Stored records
--------------------------------------------------

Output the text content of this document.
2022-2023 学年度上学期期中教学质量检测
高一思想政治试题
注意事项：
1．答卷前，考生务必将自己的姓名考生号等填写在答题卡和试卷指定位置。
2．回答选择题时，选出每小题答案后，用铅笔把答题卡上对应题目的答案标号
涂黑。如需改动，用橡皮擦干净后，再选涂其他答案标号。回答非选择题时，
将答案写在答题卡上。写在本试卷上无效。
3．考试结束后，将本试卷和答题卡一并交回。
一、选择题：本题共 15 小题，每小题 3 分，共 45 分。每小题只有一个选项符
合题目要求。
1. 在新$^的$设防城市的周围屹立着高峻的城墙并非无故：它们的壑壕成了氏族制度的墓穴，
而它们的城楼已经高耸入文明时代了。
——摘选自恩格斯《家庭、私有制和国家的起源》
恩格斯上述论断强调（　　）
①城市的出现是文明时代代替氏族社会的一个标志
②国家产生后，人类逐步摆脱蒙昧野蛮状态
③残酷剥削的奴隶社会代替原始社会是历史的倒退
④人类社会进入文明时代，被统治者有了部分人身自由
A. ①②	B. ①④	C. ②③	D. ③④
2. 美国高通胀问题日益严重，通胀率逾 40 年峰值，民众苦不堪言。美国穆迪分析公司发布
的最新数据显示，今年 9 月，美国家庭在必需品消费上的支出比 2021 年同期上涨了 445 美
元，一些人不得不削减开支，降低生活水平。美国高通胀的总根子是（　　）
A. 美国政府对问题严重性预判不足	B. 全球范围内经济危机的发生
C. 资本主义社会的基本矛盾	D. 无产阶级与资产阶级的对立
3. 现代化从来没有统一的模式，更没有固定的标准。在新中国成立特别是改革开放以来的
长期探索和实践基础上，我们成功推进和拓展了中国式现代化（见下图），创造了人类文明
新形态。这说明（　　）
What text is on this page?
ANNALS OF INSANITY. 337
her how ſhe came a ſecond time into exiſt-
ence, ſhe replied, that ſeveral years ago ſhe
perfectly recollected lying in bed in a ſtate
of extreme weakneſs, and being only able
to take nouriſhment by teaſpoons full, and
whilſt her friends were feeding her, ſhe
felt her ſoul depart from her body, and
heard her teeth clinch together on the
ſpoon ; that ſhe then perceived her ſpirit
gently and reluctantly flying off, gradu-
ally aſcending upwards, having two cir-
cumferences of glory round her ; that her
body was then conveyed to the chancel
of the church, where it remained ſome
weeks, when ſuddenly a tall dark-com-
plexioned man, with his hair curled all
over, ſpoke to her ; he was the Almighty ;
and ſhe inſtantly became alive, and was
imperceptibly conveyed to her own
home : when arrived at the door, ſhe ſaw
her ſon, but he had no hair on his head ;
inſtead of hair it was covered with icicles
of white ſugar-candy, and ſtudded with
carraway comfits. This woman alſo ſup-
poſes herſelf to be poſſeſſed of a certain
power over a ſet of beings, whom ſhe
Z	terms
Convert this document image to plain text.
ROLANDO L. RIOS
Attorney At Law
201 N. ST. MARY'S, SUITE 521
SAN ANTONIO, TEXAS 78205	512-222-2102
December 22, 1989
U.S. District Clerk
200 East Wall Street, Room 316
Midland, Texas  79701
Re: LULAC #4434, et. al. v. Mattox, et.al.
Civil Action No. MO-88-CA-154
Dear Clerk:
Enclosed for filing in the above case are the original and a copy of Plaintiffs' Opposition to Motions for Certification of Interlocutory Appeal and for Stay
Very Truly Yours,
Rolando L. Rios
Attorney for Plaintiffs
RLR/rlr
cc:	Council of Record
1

--------------------------------------------------

> [What this task involves]
Repeat the data verbatim.

> [The completed task]
Output the text content of this document.
2022-2023 学年度上学期期中教学质量检测
高一思想政治试题
注意事项：
1．答卷前，考生务必将自己的姓名考生号等填写在答题卡和试卷指定位置。
2．回答选择题时，选出每小题答案后，用铅笔把答题卡上对应题目的答案标号
涂黑。如需改动，用橡皮擦干净后，再选涂其他答案标号。回答非选择题时，
将答案写在答题卡上。写在本试卷上无效。
3．考试结束后，将本试卷和答题卡一并交回。
一、选择题：本题共 15 小题，每小题 3 分，共 45 分。每小题只有一个选项符
合题目要求。
1. 在新$^的$设防城市的周围屹立着高峻的城墙并非无故：它们的壑壕成了氏族制度的墓穴，
而它们的城楼已经高耸入文明时代了。
——摘选自恩格斯《家庭、私有制和国家的起源》
恩格斯上述论断强调（　　）
①城市的出现是文明时代代替氏族社会的一个标志
②国家产生后，人类逐步摆脱蒙昧野蛮状态
③残酷剥削的奴隶社会代替原始社会是历史的倒退
④人类社会进入文明时代，被统治者有了部分人身自由
A. ①②	B. ①④	C. ②③	D. ③④
2. 美国高通胀问题日益严重，通胀率逾 40 年峰值，民众苦不堪言。美国穆迪分析公司发布
的最新数据显示，今年 9 月，美国家庭在必需品消费上的支出比 2021 年同期上涨了 445 美
元，一些人不得不削减开支，降低生活水平。美国高通胀的总根子是（　　）
A. 美国政府对问题严重性预判不足	B. 全球范围内经济危机的发生
C. 资本主义社会的基本矛盾	D. 无产阶级与资产阶级的对立
3. 现代化从来没有统一的模式，更没有固定的标准。在新中国成立特别是改革开放以来的
长期探索和实践基础上，我们成功推进和拓展了中国式现代化（见下图），创造了人类文明
新形态。这说明（　　）
What text is on this page?
ANNALS OF INSANITY. 337
her how ſhe came a ſecond time into exiſt-
ence, ſhe replied, that ſeveral years ago ſhe
perfectly recollected lying in bed in a ſtate
of extreme weakneſs, and being only able
to take nouriſhment by teaſpoons full, and
whilſt her friends were feeding her, ſhe
felt her ſoul depart from her body, and
heard her teeth clinch together on the
ſpoon ; that ſhe then perceived her ſpirit
gently and reluctantly flying off, gradu-
ally aſcending upwards, having two cir-
cumferences of glory round her ; that her
body was then conveyed to the chancel
of the church, where it remained ſome
weeks, when ſuddenly a tall dark-com-
plexioned man, with his hair curled all
over, ſpoke to her ; he was the Almighty ;
and ſhe inſtantly became alive, and was
imperceptibly conveyed to her own
home : when arrived at the door, ſhe ſaw
her ſon, but he had no hair on his head ;
inſtead of hair it was covered with icicles
of white ſugar-candy, and ſtudded with
carraway comfits. This woman alſo ſup-
poſes herſelf to be poſſeſſed of a certain
power over a ſet of beings, whom ſhe
Z	terms
Convert this document image to plain text.
ROLANDO L. RIOS
Attorney At Law
201 N. ST. MARY'S, SUITE 521
SAN ANTONIO, TEXAS 78205	512-222-2102
December 22, 1989
U.S. District Clerk
200 East Wall Street, Room 316
Midland, Texas  79701
Re: LULAC #4434, et. al. v. Mattox, et.al.
Civil Action No. MO-88-CA-154
Dear Clerk:
Enclosed for filing in the above case are the original and a copy of Plaintiffs' Opposition to Motions for Certification of Interlocutory Appeal and for Stay
Very Truly Yours,
Rolando L. Rios
Attorney for Plaintiffs
RLR/rlr
cc:	Council of Record
1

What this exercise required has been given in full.